**Records:**

-- start --

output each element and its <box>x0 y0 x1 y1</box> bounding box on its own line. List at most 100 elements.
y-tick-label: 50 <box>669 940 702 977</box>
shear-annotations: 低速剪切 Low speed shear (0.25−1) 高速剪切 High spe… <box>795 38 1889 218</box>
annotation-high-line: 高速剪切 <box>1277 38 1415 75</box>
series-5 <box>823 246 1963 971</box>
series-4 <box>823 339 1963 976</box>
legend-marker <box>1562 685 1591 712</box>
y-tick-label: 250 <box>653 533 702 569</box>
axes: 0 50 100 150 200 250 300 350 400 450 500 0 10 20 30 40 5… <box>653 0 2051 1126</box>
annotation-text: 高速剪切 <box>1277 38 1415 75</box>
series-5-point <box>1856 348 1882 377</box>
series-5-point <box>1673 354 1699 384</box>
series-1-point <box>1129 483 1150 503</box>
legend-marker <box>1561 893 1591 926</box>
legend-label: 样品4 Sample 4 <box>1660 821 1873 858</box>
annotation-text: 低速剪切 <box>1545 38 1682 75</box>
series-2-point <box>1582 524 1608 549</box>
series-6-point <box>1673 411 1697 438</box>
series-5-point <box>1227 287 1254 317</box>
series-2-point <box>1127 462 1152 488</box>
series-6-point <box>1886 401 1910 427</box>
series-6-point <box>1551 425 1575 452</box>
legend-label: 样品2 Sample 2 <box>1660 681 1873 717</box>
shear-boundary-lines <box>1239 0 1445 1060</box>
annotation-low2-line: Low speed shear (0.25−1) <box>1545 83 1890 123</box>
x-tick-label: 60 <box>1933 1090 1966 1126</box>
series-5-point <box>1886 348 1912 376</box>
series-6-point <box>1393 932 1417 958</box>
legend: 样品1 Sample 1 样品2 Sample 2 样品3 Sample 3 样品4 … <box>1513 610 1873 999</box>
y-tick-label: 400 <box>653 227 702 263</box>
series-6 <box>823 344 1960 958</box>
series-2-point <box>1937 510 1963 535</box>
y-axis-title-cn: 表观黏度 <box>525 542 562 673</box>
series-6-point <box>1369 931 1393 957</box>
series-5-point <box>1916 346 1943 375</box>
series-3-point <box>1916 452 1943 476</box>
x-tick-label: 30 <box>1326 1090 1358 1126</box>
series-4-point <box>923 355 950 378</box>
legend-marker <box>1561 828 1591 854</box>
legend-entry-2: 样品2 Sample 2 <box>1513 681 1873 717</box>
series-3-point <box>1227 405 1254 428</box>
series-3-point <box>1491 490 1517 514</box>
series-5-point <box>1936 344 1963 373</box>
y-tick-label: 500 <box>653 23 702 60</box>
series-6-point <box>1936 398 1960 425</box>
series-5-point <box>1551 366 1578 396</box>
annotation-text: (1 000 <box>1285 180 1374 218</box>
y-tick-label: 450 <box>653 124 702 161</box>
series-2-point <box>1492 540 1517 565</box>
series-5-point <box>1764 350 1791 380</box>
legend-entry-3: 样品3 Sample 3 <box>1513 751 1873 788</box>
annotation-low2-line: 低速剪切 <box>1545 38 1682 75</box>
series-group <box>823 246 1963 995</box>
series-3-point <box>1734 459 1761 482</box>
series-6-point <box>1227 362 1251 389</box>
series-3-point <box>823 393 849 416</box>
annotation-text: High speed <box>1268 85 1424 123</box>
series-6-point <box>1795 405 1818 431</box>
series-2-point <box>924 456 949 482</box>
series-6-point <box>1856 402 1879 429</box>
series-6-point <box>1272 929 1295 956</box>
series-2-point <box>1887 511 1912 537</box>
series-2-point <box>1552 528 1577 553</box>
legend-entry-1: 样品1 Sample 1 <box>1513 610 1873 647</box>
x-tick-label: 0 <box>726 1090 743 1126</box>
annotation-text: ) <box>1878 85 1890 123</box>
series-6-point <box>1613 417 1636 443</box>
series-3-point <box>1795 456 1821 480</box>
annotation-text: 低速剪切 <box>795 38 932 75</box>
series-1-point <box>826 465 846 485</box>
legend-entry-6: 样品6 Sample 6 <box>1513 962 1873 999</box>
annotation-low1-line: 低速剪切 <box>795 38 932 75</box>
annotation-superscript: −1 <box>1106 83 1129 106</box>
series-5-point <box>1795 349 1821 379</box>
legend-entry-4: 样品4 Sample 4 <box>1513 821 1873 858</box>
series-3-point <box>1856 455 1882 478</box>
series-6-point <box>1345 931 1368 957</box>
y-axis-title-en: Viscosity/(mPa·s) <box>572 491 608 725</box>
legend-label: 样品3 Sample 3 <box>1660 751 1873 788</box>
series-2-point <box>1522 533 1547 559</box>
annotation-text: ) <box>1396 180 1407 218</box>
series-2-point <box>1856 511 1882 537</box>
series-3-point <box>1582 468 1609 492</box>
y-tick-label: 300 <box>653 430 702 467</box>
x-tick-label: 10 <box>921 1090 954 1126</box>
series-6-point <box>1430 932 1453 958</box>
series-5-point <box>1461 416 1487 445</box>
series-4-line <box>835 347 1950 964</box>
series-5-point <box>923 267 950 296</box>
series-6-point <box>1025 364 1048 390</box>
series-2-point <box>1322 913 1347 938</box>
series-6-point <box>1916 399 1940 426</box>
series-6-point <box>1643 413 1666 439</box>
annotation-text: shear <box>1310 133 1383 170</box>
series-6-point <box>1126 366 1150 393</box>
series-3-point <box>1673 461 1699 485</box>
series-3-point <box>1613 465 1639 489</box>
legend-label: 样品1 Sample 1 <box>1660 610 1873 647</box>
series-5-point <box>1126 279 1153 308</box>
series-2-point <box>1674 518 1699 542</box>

-- end --

**Problem to solve:** Copy every line of the entries above, character for character.

**Exercise output:**
output each element and its <box>x0 y0 x1 y1</box> bounding box on its own line. List at most 100 elements.
y-tick-label: 50 <box>669 940 702 977</box>
shear-annotations: 低速剪切 Low speed shear (0.25−1) 高速剪切 High spe… <box>795 38 1889 218</box>
annotation-high-line: 高速剪切 <box>1277 38 1415 75</box>
series-5 <box>823 246 1963 971</box>
series-4 <box>823 339 1963 976</box>
legend-marker <box>1562 685 1591 712</box>
y-tick-label: 250 <box>653 533 702 569</box>
axes: 0 50 100 150 200 250 300 350 400 450 500 0 10 20 30 40 5… <box>653 0 2051 1126</box>
annotation-text: 高速剪切 <box>1277 38 1415 75</box>
series-5-point <box>1856 348 1882 377</box>
series-5-point <box>1673 354 1699 384</box>
series-1-point <box>1129 483 1150 503</box>
legend-marker <box>1561 893 1591 926</box>
legend-label: 样品4 Sample 4 <box>1660 821 1873 858</box>
annotation-text: 低速剪切 <box>1545 38 1682 75</box>
series-2-point <box>1582 524 1608 549</box>
series-6-point <box>1673 411 1697 438</box>
series-5-point <box>1227 287 1254 317</box>
series-2-point <box>1127 462 1152 488</box>
series-6-point <box>1886 401 1910 427</box>
series-6-point <box>1551 425 1575 452</box>
legend-label: 样品2 Sample 2 <box>1660 681 1873 717</box>
shear-boundary-lines <box>1239 0 1445 1060</box>
annotation-low2-line: Low speed shear (0.25−1) <box>1545 83 1890 123</box>
x-tick-label: 60 <box>1933 1090 1966 1126</box>
series-5-point <box>1886 348 1912 376</box>
series-6-point <box>1393 932 1417 958</box>
legend: 样品1 Sample 1 样品2 Sample 2 样品3 Sample 3 样品4 … <box>1513 610 1873 999</box>
y-tick-label: 400 <box>653 227 702 263</box>
series-6 <box>823 344 1960 958</box>
series-2-point <box>1937 510 1963 535</box>
y-axis-title-cn: 表观黏度 <box>525 542 562 673</box>
series-6-point <box>1369 931 1393 957</box>
series-5-point <box>1916 346 1943 375</box>
series-3-point <box>1916 452 1943 476</box>
x-tick-label: 30 <box>1326 1090 1358 1126</box>
series-4-point <box>923 355 950 378</box>
legend-marker <box>1561 828 1591 854</box>
legend-entry-2: 样品2 Sample 2 <box>1513 681 1873 717</box>
series-3-point <box>1227 405 1254 428</box>
series-3-point <box>1491 490 1517 514</box>
series-5-point <box>1936 344 1963 373</box>
y-tick-label: 500 <box>653 23 702 60</box>
series-6-point <box>1936 398 1960 425</box>
series-5-point <box>1551 366 1578 396</box>
annotation-text: (1 000 <box>1285 180 1374 218</box>
y-tick-label: 450 <box>653 124 702 161</box>
series-2-point <box>1492 540 1517 565</box>
series-5-point <box>1764 350 1791 380</box>
legend-entry-3: 样品3 Sample 3 <box>1513 751 1873 788</box>
annotation-low2-line: 低速剪切 <box>1545 38 1682 75</box>
series-group <box>823 246 1963 995</box>
series-3-point <box>1734 459 1761 482</box>
series-6-point <box>1227 362 1251 389</box>
series-3-point <box>823 393 849 416</box>
annotation-text: High speed <box>1268 85 1424 123</box>
series-6-point <box>1795 405 1818 431</box>
series-2-point <box>924 456 949 482</box>
series-6-point <box>1856 402 1879 429</box>
series-6-point <box>1272 929 1295 956</box>
series-2-point <box>1887 511 1912 537</box>
series-2-point <box>1552 528 1577 553</box>
legend-entry-1: 样品1 Sample 1 <box>1513 610 1873 647</box>
x-tick-label: 0 <box>726 1090 743 1126</box>
annotation-text: ) <box>1878 85 1890 123</box>
series-6-point <box>1613 417 1636 443</box>
series-3-point <box>1795 456 1821 480</box>
annotation-text: 低速剪切 <box>795 38 932 75</box>
series-1-point <box>826 465 846 485</box>
legend-entry-6: 样品6 Sample 6 <box>1513 962 1873 999</box>
annotation-low1-line: 低速剪切 <box>795 38 932 75</box>
annotation-superscript: −1 <box>1106 83 1129 106</box>
series-5-point <box>1795 349 1821 379</box>
legend-entry-4: 样品4 Sample 4 <box>1513 821 1873 858</box>
series-3-point <box>1856 455 1882 478</box>
series-6-point <box>1345 931 1368 957</box>
y-axis-title-en: Viscosity/(mPa·s) <box>572 491 608 725</box>
legend-label: 样品3 Sample 3 <box>1660 751 1873 788</box>
series-2-point <box>1522 533 1547 559</box>
annotation-text: ) <box>1396 180 1407 218</box>
series-2-point <box>1856 511 1882 537</box>
series-3-point <box>1582 468 1609 492</box>
y-tick-label: 300 <box>653 430 702 467</box>
x-tick-label: 10 <box>921 1090 954 1126</box>
series-6-point <box>1430 932 1453 958</box>
series-5-point <box>1461 416 1487 445</box>
series-4-line <box>835 347 1950 964</box>
series-5-point <box>923 267 950 296</box>
series-6-point <box>1025 364 1048 390</box>
series-2-point <box>1322 913 1347 938</box>
series-6-point <box>1916 399 1940 426</box>
series-6-point <box>1643 413 1666 439</box>
annotation-text: shear <box>1310 133 1383 170</box>
series-6-point <box>1126 366 1150 393</box>
series-3-point <box>1673 461 1699 485</box>
series-3-point <box>1613 465 1639 489</box>
legend-label: 样品1 Sample 1 <box>1660 610 1873 647</box>
series-5-point <box>1126 279 1153 308</box>
series-2-point <box>1674 518 1699 542</box>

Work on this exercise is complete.